Collect each line containing "中华人民共和国安全生产法".
+++
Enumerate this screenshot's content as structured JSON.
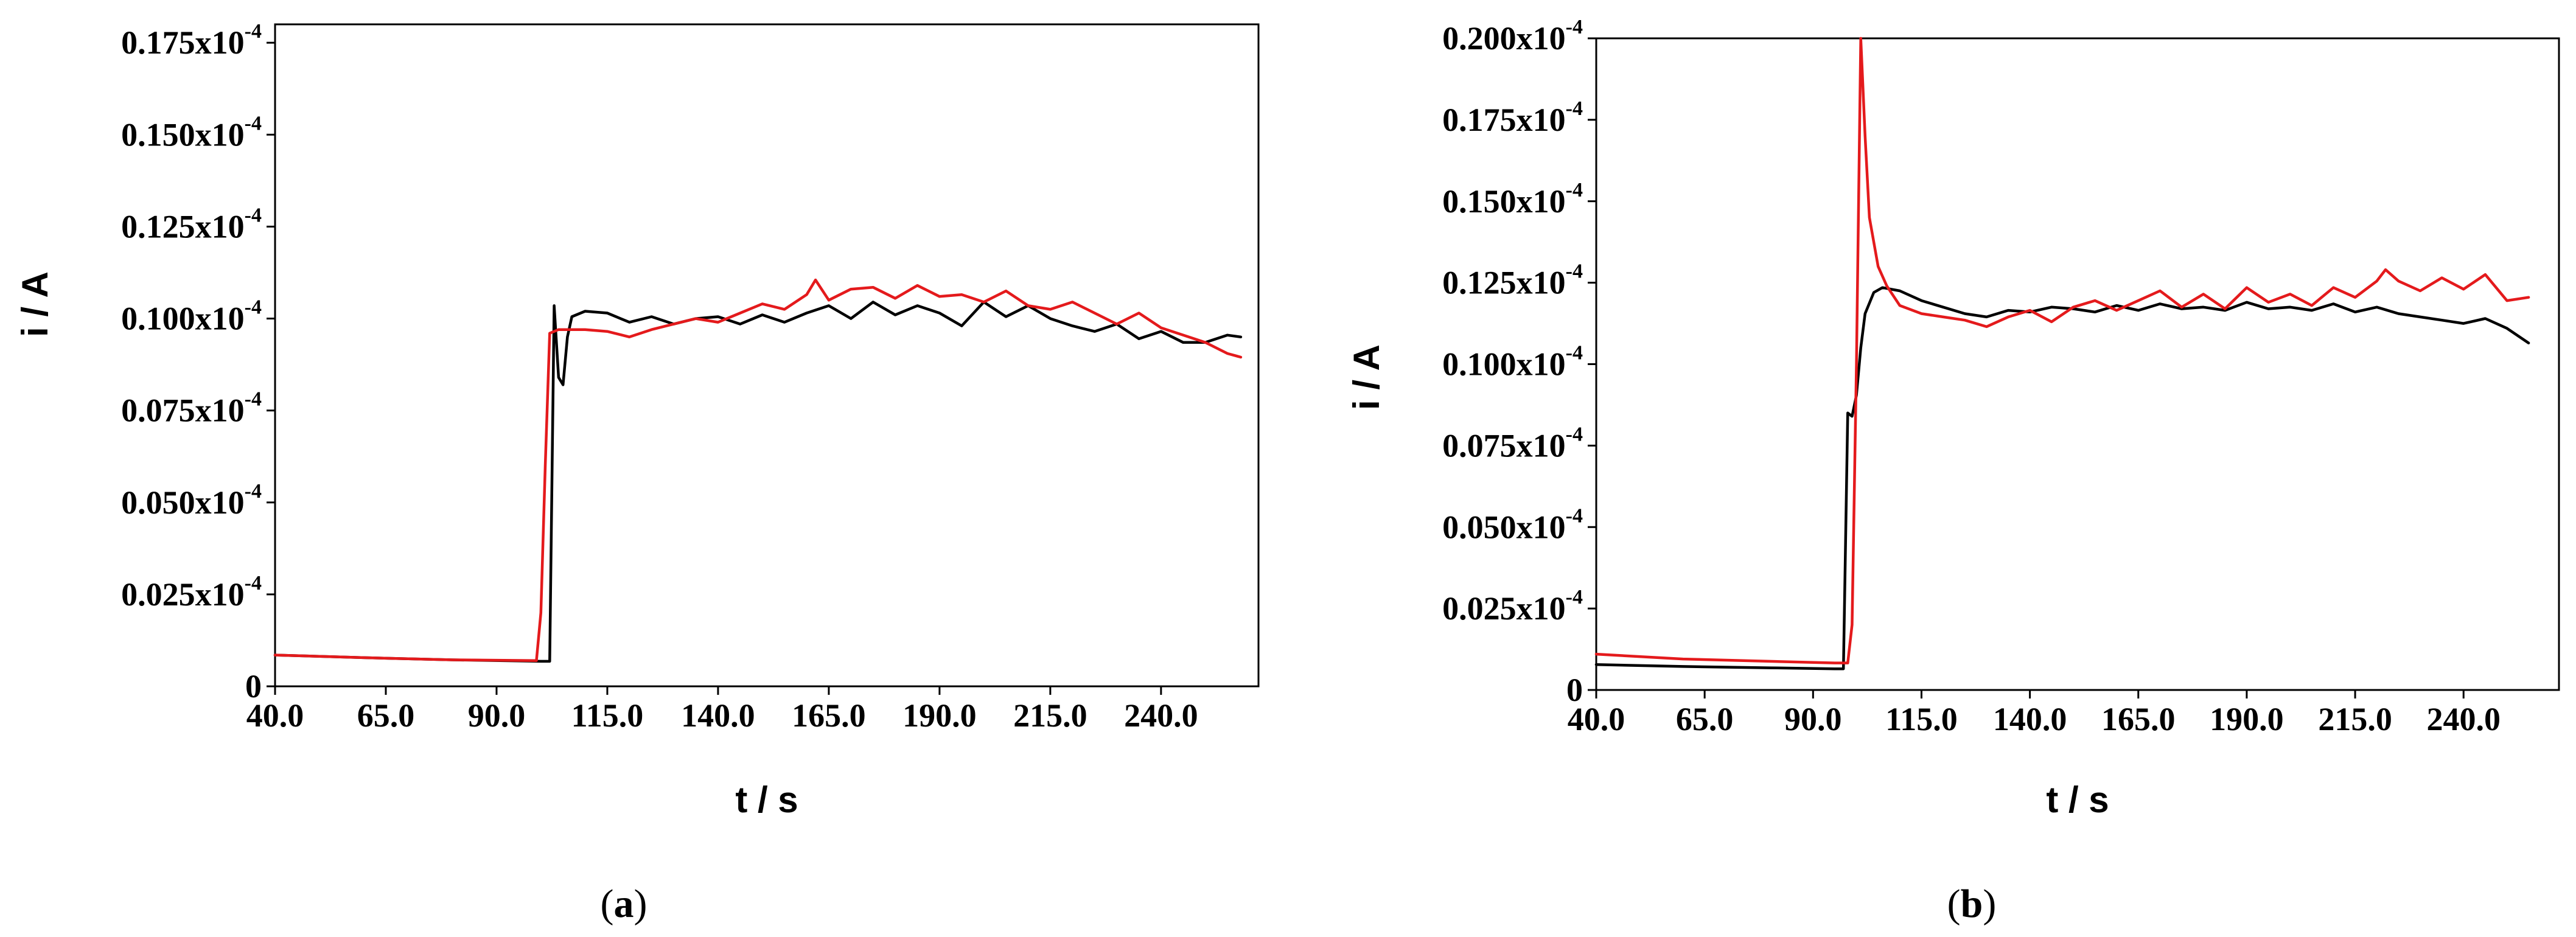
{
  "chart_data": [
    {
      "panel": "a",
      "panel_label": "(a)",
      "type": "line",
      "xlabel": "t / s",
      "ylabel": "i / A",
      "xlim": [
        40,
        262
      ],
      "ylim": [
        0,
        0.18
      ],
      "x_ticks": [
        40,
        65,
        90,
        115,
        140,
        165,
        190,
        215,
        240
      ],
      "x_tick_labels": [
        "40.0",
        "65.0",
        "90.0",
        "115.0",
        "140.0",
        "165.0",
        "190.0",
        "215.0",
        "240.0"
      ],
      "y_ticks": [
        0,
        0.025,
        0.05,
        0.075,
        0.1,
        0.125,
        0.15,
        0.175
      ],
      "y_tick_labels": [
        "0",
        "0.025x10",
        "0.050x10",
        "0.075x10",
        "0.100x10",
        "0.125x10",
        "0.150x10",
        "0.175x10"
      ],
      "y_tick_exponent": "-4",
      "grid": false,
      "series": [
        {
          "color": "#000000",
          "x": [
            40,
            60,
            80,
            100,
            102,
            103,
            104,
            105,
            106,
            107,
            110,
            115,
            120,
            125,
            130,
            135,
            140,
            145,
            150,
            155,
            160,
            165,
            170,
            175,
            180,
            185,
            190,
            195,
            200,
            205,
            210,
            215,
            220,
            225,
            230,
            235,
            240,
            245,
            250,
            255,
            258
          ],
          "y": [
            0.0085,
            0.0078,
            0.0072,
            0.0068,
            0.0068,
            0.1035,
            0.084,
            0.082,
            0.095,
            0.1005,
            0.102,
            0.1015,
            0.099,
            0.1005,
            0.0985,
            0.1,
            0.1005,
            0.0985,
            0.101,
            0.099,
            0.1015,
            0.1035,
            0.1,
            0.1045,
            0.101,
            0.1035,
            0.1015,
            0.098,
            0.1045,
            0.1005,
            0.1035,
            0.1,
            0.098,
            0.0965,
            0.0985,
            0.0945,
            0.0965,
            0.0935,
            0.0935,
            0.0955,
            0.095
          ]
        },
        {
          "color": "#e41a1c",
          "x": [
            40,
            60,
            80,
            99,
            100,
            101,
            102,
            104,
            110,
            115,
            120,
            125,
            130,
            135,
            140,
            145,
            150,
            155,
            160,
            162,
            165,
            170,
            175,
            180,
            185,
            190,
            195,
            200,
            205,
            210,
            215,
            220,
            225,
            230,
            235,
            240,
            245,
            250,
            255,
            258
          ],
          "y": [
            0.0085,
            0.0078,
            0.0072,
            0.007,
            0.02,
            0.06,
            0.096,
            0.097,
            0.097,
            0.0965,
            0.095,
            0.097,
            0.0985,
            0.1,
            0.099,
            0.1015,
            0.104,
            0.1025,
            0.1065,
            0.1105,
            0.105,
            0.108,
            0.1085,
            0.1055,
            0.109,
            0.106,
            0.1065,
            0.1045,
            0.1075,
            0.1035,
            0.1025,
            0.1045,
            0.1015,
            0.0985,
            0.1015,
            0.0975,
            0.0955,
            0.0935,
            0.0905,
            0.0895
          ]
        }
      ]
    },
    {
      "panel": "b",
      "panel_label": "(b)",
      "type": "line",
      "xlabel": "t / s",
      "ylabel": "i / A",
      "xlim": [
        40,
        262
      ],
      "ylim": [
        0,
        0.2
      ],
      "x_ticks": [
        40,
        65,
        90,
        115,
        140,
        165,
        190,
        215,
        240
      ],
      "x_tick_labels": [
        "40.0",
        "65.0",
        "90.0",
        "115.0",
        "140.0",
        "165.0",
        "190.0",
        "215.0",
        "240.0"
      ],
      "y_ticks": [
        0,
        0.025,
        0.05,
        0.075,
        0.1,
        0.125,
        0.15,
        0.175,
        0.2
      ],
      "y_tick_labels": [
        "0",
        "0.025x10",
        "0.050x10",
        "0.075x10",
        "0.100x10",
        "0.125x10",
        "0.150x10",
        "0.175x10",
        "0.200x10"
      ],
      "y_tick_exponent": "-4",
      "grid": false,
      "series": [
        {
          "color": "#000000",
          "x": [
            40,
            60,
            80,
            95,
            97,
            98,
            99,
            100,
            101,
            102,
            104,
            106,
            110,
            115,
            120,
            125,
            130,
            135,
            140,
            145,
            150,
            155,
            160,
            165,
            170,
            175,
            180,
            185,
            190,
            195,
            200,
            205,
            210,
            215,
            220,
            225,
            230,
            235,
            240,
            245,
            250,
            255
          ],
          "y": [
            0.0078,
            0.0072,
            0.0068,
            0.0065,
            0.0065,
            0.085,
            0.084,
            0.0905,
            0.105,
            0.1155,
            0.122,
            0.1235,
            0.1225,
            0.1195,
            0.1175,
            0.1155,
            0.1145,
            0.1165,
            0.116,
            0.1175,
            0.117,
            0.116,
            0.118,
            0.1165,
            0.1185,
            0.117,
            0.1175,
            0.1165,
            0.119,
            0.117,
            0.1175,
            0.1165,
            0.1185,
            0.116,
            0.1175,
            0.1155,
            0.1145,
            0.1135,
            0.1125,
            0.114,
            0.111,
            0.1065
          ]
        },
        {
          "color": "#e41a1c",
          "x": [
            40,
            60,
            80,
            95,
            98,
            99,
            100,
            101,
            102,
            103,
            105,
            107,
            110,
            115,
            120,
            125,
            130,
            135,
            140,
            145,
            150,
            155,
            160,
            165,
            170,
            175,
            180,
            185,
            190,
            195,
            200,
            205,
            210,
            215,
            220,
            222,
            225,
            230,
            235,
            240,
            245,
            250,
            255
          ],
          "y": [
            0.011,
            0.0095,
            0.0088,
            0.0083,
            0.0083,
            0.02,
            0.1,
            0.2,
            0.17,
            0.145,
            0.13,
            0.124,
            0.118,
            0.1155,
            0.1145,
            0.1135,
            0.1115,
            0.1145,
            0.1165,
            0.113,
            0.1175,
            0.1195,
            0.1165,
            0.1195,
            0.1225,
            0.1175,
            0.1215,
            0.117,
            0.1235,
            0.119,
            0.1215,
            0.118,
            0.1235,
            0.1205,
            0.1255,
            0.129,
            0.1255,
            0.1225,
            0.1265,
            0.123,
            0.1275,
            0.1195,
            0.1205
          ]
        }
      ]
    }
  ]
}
+++
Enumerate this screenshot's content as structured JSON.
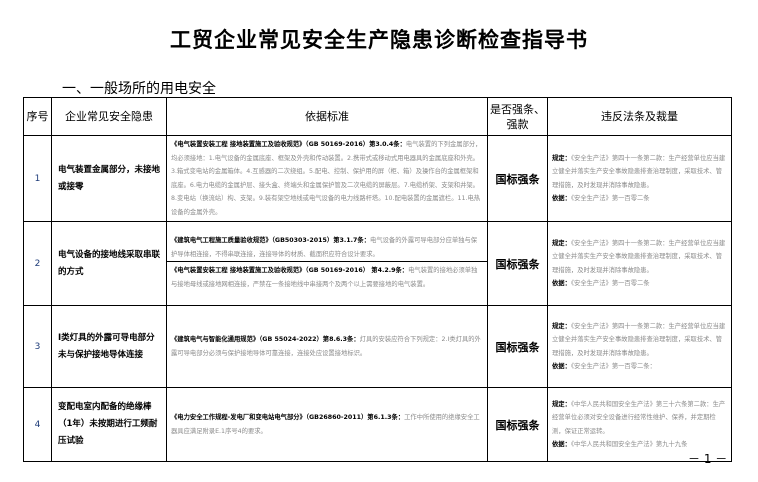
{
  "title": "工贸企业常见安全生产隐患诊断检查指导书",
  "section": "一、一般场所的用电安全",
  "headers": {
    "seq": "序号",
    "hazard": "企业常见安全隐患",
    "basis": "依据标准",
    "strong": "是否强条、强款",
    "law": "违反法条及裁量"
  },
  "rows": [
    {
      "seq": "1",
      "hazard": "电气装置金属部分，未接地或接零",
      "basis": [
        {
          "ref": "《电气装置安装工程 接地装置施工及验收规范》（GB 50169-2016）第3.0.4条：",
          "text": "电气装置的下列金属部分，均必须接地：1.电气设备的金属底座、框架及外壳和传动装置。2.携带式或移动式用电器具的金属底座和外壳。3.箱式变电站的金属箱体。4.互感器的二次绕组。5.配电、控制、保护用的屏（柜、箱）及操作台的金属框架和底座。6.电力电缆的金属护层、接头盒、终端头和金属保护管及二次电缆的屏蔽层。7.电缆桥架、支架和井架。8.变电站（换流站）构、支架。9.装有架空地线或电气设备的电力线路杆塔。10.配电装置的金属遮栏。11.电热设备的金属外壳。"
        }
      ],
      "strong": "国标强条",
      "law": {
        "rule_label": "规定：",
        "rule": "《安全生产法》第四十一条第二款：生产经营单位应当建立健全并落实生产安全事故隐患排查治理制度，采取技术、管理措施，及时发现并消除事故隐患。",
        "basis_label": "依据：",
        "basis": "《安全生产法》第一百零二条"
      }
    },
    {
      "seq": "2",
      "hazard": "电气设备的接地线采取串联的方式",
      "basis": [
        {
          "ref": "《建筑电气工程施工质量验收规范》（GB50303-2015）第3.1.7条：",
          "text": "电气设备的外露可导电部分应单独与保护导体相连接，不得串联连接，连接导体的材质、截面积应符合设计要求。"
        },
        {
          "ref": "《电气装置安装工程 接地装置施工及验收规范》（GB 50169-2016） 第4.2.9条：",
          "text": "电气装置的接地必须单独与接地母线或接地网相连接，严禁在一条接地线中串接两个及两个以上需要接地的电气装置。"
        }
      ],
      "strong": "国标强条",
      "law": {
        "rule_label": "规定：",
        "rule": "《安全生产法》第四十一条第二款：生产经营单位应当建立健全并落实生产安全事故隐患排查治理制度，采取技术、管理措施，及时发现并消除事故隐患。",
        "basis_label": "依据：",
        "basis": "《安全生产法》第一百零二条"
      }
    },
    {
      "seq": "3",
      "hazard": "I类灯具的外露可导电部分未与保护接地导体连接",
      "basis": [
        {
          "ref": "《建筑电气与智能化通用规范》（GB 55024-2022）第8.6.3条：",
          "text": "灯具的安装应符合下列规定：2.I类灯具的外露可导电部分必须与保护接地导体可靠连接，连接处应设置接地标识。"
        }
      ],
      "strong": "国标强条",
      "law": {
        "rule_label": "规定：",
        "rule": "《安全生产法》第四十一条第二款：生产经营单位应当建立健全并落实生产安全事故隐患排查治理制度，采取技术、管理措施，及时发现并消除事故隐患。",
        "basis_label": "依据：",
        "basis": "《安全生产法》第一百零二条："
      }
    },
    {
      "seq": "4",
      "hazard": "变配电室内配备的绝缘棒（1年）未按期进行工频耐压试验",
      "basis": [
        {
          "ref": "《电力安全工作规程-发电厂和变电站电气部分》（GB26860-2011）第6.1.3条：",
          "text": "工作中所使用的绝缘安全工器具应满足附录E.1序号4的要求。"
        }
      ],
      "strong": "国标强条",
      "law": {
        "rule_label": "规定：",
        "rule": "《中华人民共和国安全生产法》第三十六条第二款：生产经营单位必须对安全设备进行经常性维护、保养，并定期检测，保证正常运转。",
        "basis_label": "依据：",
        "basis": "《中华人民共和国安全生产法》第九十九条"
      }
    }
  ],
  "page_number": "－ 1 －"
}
+++
__Answer to this exercise__:
        "rule": "《中华人民共和国安全生产法》第三十六条第二款：生产经营单位必须对安全设备进行经常性维护、保养，并定期检测，保证正常运转。",
        "basis": "《中华人民共和国安全生产法》第九十九条"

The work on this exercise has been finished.